*EXERCISE BRIEF*
Transcribe the listing word for word.

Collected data

= = = = = = =

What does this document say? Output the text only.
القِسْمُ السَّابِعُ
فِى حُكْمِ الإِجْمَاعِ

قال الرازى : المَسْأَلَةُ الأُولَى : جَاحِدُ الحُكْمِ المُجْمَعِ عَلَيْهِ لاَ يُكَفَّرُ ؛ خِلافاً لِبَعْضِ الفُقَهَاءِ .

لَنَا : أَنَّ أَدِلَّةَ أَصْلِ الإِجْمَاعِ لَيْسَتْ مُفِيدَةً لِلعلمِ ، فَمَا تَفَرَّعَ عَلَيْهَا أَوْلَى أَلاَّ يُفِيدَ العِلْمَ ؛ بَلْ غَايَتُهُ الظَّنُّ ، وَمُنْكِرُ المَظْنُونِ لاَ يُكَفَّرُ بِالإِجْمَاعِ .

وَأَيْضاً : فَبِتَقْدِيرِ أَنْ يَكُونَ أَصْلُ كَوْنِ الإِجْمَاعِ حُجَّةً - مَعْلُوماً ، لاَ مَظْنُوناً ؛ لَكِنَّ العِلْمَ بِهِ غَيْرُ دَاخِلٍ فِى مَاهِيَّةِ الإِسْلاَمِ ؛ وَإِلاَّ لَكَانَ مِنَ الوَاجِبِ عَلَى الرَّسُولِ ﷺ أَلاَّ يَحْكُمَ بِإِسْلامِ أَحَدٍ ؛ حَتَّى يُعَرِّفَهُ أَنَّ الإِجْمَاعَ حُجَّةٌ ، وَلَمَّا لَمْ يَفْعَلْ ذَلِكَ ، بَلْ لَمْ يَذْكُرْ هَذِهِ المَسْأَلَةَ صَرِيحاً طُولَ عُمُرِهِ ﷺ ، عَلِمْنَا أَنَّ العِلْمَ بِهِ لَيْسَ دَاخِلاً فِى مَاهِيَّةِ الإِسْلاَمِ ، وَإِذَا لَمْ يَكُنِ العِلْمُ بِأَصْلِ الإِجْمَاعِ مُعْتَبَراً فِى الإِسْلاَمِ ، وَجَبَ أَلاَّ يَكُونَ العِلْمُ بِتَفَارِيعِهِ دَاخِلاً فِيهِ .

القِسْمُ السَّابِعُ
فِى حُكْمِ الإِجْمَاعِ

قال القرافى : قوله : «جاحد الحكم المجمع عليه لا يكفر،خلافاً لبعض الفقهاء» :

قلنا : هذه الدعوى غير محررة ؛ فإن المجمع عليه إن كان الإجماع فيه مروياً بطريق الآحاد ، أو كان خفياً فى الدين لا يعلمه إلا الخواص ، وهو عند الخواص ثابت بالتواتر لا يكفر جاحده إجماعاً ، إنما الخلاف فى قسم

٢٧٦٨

= = = = = = =

*SOLUTION*
What does this document say? Output the text only.
القِسْمُ السَّابِعُ
فِى حُكْمِ الإِجْمَاعِ

قال الرازى : المَسْأَلَةُ الأُولَى : جَاحِدُ الحُكْمِ المُجْمَعِ عَلَيْهِ لاَ يُكَفَّرُ ؛ خِلافاً لِبَعْضِ الفُقَهَاءِ .

لَنَا : أَنَّ أَدِلَّةَ أَصْلِ الإِجْمَاعِ لَيْسَتْ مُفِيدَةً لِلعلمِ ، فَمَا تَفَرَّعَ عَلَيْهَا أَوْلَى أَلاَّ يُفِيدَ العِلْمَ ؛ بَلْ غَايَتُهُ الظَّنُّ ، وَمُنْكِرُ المَظْنُونِ لاَ يُكَفَّرُ بِالإِجْمَاعِ .

وَأَيْضاً : فَبِتَقْدِيرِ أَنْ يَكُونَ أَصْلُ كَوْنِ الإِجْمَاعِ حُجَّةً - مَعْلُوماً ، لاَ مَظْنُوناً ؛ لَكِنَّ العِلْمَ بِهِ غَيْرُ دَاخِلٍ فِى مَاهِيَّةِ الإِسْلاَمِ ؛ وَإِلاَّ لَكَانَ مِنَ الوَاجِبِ عَلَى الرَّسُولِ ﷺ أَلاَّ يَحْكُمَ بِإِسْلامِ أَحَدٍ ؛ حَتَّى يُعَرِّفَهُ أَنَّ الإِجْمَاعَ حُجَّةٌ ، وَلَمَّا لَمْ يَفْعَلْ ذَلِكَ ، بَلْ لَمْ يَذْكُرْ هَذِهِ المَسْأَلَةَ صَرِيحاً طُولَ عُمُرِهِ ﷺ ، عَلِمْنَا أَنَّ العِلْمَ بِهِ لَيْسَ دَاخِلاً فِى مَاهِيَّةِ الإِسْلاَمِ ، وَإِذَا لَمْ يَكُنِ العِلْمُ بِأَصْلِ الإِجْمَاعِ مُعْتَبَراً فِى الإِسْلاَمِ ، وَجَبَ أَلاَّ يَكُونَ العِلْمُ بِتَفَارِيعِهِ دَاخِلاً فِيهِ .

القِسْمُ السَّابِعُ
فِى حُكْمِ الإِجْمَاعِ

قال القرافى : قوله : «جاحد الحكم المجمع عليه لا يكفر،خلافاً لبعض الفقهاء» :

قلنا : هذه الدعوى غير محررة ؛ فإن المجمع عليه إن كان الإجماع فيه مروياً بطريق الآحاد ، أو كان خفياً فى الدين لا يعلمه إلا الخواص ، وهو عند الخواص ثابت بالتواتر لا يكفر جاحده إجماعاً ، إنما الخلاف فى قسم

٢٧٦٨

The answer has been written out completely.